Exercise materials:
————
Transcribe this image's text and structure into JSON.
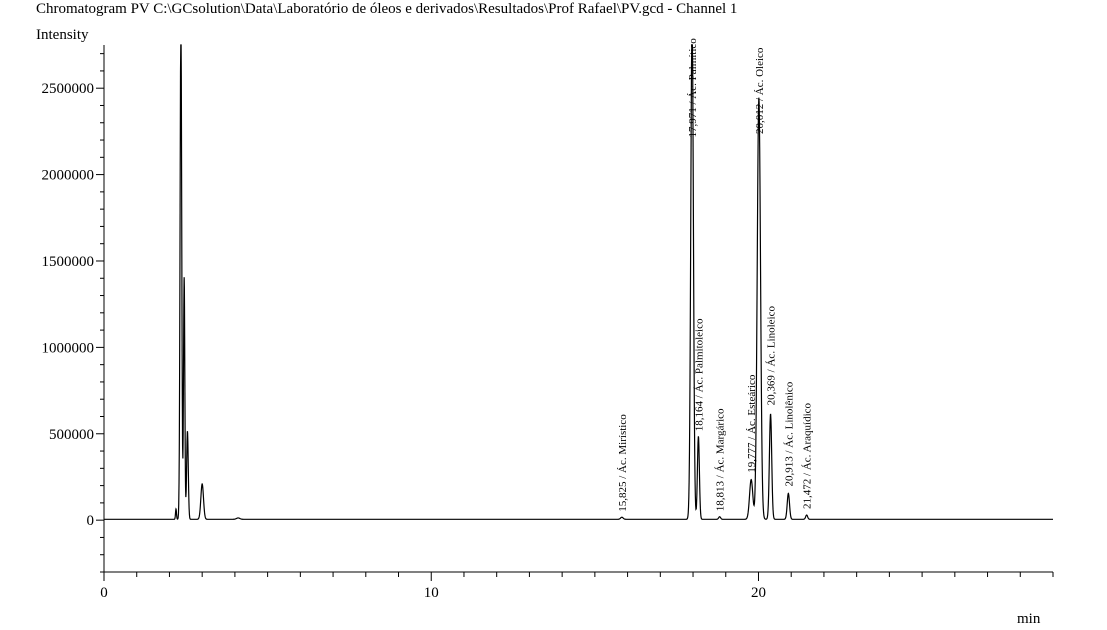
{
  "chart_data": {
    "type": "line",
    "title": "Chromatogram PV C:\\GCsolution\\Data\\Laboratório de óleos e derivados\\Resultados\\Prof Rafael\\PV.gcd - Channel 1",
    "xlabel": "min",
    "ylabel": "Intensity",
    "xlim": [
      0,
      29
    ],
    "ylim": [
      -300000,
      2750000
    ],
    "x_major_ticks": [
      0,
      10,
      20
    ],
    "x_major_labels": [
      "0",
      "10",
      "20"
    ],
    "y_major_ticks": [
      0,
      500000,
      1000000,
      1500000,
      2000000,
      2500000
    ],
    "y_major_labels": [
      "0",
      "500000",
      "1000000",
      "1500000",
      "2000000",
      "2500000"
    ],
    "baseline": 5000,
    "peaks": [
      {
        "rt": 2.2,
        "height": 60000,
        "width": 0.015
      },
      {
        "rt": 2.35,
        "height": 2900000,
        "width": 0.025
      },
      {
        "rt": 2.45,
        "height": 1400000,
        "width": 0.02
      },
      {
        "rt": 2.55,
        "height": 510000,
        "width": 0.025
      },
      {
        "rt": 3.0,
        "height": 205000,
        "width": 0.04
      },
      {
        "rt": 4.1,
        "height": 8000,
        "width": 0.05
      },
      {
        "rt": 15.825,
        "height": 12000,
        "width": 0.04
      },
      {
        "rt": 17.971,
        "height": 2900000,
        "width": 0.04
      },
      {
        "rt": 18.164,
        "height": 480000,
        "width": 0.03
      },
      {
        "rt": 18.813,
        "height": 15000,
        "width": 0.03
      },
      {
        "rt": 19.777,
        "height": 230000,
        "width": 0.05
      },
      {
        "rt": 20.012,
        "height": 2440000,
        "width": 0.05
      },
      {
        "rt": 20.369,
        "height": 610000,
        "width": 0.035
      },
      {
        "rt": 20.913,
        "height": 150000,
        "width": 0.035
      },
      {
        "rt": 21.472,
        "height": 25000,
        "width": 0.03
      }
    ],
    "annotations": [
      {
        "rt": 15.825,
        "y": 14000,
        "text": "15,825 / Ác. Mirístico"
      },
      {
        "rt": 17.971,
        "y": 2180000,
        "text": "17,971 / Ác. Palmítico"
      },
      {
        "rt": 18.164,
        "y": 480000,
        "text": "18,164 / Ác. Palmitoleico"
      },
      {
        "rt": 18.813,
        "y": 17000,
        "text": "18,813 / Ác. Margárico"
      },
      {
        "rt": 19.777,
        "y": 240000,
        "text": "19,777 / Ác. Esteárico"
      },
      {
        "rt": 20.012,
        "y": 2200000,
        "text": "20,012 / Ác. Oleico"
      },
      {
        "rt": 20.369,
        "y": 630000,
        "text": "20,369 / Ác. Linoleico"
      },
      {
        "rt": 20.913,
        "y": 160000,
        "text": "20,913 / Ác. Linolênico"
      },
      {
        "rt": 21.472,
        "y": 30000,
        "text": "21,472 / Ác. Araquídico"
      }
    ],
    "grid": false,
    "line_color": "#000000"
  }
}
————
The request:
Return every line of the records exactly as given, pictures excluded.

The answer:
Transcribe this image's text and structure into JSON.
{
  "chart_data": {
    "type": "line",
    "title": "Chromatogram PV C:\\GCsolution\\Data\\Laboratório de óleos e derivados\\Resultados\\Prof Rafael\\PV.gcd - Channel 1",
    "xlabel": "min",
    "ylabel": "Intensity",
    "xlim": [
      0,
      29
    ],
    "ylim": [
      -300000,
      2750000
    ],
    "x_major_ticks": [
      0,
      10,
      20
    ],
    "x_major_labels": [
      "0",
      "10",
      "20"
    ],
    "y_major_ticks": [
      0,
      500000,
      1000000,
      1500000,
      2000000,
      2500000
    ],
    "y_major_labels": [
      "0",
      "500000",
      "1000000",
      "1500000",
      "2000000",
      "2500000"
    ],
    "baseline": 5000,
    "peaks": [
      {
        "rt": 2.2,
        "height": 60000,
        "width": 0.015
      },
      {
        "rt": 2.35,
        "height": 2900000,
        "width": 0.025
      },
      {
        "rt": 2.45,
        "height": 1400000,
        "width": 0.02
      },
      {
        "rt": 2.55,
        "height": 510000,
        "width": 0.025
      },
      {
        "rt": 3.0,
        "height": 205000,
        "width": 0.04
      },
      {
        "rt": 4.1,
        "height": 8000,
        "width": 0.05
      },
      {
        "rt": 15.825,
        "height": 12000,
        "width": 0.04
      },
      {
        "rt": 17.971,
        "height": 2900000,
        "width": 0.04
      },
      {
        "rt": 18.164,
        "height": 480000,
        "width": 0.03
      },
      {
        "rt": 18.813,
        "height": 15000,
        "width": 0.03
      },
      {
        "rt": 19.777,
        "height": 230000,
        "width": 0.05
      },
      {
        "rt": 20.012,
        "height": 2440000,
        "width": 0.05
      },
      {
        "rt": 20.369,
        "height": 610000,
        "width": 0.035
      },
      {
        "rt": 20.913,
        "height": 150000,
        "width": 0.035
      },
      {
        "rt": 21.472,
        "height": 25000,
        "width": 0.03
      }
    ],
    "annotations": [
      {
        "rt": 15.825,
        "y": 14000,
        "text": "15,825 / Ác. Mirístico"
      },
      {
        "rt": 17.971,
        "y": 2180000,
        "text": "17,971 / Ác. Palmítico"
      },
      {
        "rt": 18.164,
        "y": 480000,
        "text": "18,164 / Ác. Palmitoleico"
      },
      {
        "rt": 18.813,
        "y": 17000,
        "text": "18,813 / Ác. Margárico"
      },
      {
        "rt": 19.777,
        "y": 240000,
        "text": "19,777 / Ác. Esteárico"
      },
      {
        "rt": 20.012,
        "y": 2200000,
        "text": "20,012 / Ác. Oleico"
      },
      {
        "rt": 20.369,
        "y": 630000,
        "text": "20,369 / Ác. Linoleico"
      },
      {
        "rt": 20.913,
        "y": 160000,
        "text": "20,913 / Ác. Linolênico"
      },
      {
        "rt": 21.472,
        "y": 30000,
        "text": "21,472 / Ác. Araquídico"
      }
    ],
    "grid": false,
    "line_color": "#000000"
  }
}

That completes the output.